* [DATASET RECORDS]
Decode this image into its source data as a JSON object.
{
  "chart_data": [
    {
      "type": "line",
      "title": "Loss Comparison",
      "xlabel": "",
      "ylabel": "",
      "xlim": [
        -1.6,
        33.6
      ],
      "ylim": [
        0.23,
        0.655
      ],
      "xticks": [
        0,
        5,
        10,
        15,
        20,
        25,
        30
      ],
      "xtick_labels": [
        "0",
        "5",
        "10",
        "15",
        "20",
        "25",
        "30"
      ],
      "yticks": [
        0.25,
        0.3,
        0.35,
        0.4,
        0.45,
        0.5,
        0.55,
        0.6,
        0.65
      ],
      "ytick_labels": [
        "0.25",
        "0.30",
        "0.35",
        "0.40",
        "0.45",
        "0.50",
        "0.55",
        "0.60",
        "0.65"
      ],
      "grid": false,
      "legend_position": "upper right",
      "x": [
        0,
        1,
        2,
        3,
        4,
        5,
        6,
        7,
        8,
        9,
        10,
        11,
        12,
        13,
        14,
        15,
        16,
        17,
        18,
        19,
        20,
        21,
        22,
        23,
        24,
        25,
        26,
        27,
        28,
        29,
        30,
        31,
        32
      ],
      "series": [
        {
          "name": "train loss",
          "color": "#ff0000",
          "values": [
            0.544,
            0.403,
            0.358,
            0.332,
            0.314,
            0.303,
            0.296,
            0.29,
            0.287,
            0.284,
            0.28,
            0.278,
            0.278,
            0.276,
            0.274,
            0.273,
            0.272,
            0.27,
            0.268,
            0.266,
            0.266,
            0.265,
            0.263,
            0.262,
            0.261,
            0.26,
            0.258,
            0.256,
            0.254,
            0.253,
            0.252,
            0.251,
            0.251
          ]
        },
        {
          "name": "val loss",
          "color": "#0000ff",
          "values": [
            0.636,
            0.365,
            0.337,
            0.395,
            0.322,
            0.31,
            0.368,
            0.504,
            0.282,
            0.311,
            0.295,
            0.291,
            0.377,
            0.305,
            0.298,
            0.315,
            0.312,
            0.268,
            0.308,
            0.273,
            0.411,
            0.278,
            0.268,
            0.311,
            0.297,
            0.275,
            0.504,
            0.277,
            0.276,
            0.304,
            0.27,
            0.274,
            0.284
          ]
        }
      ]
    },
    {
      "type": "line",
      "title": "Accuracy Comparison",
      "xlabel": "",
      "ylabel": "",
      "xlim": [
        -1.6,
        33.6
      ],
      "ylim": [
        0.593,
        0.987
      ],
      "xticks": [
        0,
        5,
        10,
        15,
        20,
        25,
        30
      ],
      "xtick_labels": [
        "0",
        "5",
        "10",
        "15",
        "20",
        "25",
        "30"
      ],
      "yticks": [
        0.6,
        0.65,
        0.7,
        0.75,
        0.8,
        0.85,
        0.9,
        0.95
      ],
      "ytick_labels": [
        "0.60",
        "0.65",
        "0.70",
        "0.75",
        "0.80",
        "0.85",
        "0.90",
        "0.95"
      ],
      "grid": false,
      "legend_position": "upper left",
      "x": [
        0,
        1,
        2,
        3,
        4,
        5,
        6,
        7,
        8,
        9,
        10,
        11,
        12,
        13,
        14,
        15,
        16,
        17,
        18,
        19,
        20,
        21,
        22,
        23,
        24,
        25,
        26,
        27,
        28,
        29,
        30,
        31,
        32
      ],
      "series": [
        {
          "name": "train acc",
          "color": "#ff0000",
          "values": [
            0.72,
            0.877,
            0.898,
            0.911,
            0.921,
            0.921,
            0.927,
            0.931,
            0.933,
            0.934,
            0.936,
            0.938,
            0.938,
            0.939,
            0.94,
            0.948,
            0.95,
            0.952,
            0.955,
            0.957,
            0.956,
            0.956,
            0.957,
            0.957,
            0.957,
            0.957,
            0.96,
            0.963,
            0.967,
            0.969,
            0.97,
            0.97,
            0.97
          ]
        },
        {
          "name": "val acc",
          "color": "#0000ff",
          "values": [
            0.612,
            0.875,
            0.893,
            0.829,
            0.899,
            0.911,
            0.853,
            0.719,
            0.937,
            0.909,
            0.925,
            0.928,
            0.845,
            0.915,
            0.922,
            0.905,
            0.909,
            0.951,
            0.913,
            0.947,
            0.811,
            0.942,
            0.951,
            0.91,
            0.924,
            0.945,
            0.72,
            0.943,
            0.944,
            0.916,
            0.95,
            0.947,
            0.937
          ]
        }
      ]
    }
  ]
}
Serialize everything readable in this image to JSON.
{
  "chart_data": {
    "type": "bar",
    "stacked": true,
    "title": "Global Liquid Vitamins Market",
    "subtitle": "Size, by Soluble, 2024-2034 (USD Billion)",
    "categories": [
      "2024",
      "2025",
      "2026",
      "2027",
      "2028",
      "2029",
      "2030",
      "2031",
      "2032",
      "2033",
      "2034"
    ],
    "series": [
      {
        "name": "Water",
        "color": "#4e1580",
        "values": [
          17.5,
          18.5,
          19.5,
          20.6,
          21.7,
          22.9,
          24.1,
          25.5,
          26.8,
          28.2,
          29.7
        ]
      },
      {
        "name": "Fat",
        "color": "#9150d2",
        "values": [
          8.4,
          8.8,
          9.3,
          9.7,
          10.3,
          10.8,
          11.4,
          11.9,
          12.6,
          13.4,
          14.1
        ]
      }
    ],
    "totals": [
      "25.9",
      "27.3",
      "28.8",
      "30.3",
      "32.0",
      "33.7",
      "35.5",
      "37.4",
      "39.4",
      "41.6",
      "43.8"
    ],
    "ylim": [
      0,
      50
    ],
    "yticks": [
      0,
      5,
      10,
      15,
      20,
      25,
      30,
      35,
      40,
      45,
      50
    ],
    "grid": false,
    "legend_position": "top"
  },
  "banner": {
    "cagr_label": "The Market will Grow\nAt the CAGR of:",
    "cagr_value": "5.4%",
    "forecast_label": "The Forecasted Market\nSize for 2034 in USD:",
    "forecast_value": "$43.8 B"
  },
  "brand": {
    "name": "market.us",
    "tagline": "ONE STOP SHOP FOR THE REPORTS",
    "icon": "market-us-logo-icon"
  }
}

* [YOUR INSTRUCTIONS] Using the listing above, gather each line that holds the string "name" and copy it.

* [OUTPUT OF THE EXERCISE]
          "name": "train loss",
          "name": "val loss",
          "name": "train acc",
          "name": "val acc",
        "name": "Water",
        "name": "Fat",
    "name": "market.us",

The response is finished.